> [What is needed]: Filter the entries that follow, copying every line in which the word "فـريضـة" appears.
========================
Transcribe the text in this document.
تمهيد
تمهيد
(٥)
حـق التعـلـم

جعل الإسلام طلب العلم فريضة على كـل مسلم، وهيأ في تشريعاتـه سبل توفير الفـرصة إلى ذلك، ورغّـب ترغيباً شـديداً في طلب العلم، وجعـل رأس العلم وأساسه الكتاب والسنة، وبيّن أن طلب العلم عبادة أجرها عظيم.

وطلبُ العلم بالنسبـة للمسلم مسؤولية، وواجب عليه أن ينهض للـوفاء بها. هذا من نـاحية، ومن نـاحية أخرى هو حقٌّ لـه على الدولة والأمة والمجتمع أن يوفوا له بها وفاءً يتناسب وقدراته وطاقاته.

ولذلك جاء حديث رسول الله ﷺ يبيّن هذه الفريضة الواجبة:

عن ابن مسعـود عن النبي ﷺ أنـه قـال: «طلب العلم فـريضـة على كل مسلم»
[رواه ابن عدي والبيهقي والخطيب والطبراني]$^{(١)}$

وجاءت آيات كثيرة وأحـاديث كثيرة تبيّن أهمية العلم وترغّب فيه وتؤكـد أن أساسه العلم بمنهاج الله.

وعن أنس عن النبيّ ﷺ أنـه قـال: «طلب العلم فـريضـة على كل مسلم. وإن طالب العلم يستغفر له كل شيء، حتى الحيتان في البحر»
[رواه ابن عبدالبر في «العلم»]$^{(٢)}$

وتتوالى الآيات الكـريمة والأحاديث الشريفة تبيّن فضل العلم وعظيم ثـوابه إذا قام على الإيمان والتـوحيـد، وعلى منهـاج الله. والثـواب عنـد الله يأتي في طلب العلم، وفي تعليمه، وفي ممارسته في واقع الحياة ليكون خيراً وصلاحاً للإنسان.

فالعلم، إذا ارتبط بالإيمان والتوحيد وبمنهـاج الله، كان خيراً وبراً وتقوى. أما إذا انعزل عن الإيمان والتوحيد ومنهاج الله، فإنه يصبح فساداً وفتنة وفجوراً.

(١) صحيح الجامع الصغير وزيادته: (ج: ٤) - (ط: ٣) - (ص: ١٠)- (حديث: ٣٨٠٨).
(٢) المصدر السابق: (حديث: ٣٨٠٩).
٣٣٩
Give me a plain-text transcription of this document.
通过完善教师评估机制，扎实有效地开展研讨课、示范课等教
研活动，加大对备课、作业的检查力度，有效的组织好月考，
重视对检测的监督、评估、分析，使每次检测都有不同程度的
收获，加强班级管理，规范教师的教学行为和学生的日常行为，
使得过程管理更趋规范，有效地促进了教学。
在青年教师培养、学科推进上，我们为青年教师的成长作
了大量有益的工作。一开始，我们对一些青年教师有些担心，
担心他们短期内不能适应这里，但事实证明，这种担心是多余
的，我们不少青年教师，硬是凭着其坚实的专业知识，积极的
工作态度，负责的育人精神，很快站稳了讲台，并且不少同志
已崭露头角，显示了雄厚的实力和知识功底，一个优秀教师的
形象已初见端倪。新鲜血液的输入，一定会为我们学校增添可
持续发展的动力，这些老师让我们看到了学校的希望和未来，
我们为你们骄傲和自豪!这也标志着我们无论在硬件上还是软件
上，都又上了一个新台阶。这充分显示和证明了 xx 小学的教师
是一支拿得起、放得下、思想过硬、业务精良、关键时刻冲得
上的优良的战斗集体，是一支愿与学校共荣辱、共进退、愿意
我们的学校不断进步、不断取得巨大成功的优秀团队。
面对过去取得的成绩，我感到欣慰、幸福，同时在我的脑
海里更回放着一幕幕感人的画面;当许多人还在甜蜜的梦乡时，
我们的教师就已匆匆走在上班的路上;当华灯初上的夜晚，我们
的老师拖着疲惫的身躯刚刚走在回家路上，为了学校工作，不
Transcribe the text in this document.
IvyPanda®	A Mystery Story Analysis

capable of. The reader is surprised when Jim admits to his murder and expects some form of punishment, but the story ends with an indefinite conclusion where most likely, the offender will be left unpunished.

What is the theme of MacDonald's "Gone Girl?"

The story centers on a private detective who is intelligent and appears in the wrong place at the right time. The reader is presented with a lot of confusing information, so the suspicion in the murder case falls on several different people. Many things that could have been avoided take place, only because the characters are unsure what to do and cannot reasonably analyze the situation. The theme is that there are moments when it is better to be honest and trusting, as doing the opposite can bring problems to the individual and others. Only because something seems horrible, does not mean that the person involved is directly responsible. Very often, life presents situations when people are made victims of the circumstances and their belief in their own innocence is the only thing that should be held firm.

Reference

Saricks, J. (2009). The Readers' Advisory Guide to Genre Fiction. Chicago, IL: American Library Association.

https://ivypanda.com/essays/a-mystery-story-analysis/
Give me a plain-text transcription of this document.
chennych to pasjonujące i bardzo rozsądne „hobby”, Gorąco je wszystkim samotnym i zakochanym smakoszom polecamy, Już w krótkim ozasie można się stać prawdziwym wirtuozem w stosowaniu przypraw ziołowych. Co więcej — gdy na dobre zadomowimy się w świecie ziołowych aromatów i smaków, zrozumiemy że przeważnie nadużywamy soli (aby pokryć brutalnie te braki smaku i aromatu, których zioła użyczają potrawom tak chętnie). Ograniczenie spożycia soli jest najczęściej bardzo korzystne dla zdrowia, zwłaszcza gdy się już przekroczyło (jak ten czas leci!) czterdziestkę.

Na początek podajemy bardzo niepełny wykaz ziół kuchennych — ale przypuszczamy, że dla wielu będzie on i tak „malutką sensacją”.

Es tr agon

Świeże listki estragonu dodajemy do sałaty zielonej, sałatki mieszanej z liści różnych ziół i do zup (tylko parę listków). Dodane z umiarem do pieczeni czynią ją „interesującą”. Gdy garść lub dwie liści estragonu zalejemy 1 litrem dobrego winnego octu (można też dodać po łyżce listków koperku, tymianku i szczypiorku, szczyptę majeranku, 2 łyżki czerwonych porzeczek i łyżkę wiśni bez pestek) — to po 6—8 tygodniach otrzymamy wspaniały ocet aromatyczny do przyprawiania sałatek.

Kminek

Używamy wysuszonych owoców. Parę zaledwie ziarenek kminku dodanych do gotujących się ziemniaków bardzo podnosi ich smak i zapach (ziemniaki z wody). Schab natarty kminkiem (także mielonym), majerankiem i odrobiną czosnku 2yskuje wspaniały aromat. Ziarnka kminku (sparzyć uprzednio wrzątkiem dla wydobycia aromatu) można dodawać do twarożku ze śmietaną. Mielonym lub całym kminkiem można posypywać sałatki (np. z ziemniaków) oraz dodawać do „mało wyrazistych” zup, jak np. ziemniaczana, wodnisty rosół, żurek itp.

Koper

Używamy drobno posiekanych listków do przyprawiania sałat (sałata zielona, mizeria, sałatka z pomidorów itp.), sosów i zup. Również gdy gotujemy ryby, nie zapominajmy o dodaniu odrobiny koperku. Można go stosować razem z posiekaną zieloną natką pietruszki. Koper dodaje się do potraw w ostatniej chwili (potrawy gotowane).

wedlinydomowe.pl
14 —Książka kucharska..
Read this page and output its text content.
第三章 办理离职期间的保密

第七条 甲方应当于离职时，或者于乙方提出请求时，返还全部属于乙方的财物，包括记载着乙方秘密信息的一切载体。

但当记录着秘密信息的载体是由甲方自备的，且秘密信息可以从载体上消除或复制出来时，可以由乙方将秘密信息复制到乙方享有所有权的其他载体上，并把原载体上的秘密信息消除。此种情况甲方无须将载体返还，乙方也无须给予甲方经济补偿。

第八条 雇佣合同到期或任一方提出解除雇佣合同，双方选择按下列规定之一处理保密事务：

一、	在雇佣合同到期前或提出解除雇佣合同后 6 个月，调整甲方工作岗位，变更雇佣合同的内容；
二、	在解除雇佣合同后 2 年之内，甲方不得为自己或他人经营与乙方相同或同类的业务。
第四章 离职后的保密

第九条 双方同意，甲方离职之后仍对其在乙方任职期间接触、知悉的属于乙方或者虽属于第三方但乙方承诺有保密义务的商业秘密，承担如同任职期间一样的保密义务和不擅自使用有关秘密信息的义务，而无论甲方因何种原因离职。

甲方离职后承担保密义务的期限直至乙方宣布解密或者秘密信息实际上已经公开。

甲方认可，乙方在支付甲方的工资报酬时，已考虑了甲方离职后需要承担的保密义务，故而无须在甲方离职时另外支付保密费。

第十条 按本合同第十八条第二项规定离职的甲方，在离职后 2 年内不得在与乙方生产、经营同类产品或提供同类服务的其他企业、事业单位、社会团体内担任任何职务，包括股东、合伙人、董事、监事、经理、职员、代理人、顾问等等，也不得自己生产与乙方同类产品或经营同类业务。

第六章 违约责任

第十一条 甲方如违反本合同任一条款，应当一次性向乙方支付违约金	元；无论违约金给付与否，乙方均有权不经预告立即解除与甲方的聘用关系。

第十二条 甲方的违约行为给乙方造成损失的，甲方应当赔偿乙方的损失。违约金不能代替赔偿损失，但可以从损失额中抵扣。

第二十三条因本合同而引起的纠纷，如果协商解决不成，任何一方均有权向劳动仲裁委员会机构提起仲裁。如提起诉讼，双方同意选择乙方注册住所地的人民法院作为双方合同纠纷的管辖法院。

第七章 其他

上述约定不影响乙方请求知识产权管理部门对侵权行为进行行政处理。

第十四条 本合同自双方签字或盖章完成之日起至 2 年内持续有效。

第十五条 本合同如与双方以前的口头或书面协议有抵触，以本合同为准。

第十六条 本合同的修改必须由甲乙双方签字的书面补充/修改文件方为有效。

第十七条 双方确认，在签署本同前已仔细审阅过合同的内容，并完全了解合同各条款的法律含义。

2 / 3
========================
> [Output of the exercise]:
عن ابن مسعـود عن النبي ﷺ أنـه قـال: «طلب العلم فـريضـة على كل مسلم»
وعن أنس عن النبيّ ﷺ أنـه قـال: «طلب العلم فـريضـة على كل مسلم. وإن طالب العلم يستغفر له كل شيء، حتى الحيتان في البحر»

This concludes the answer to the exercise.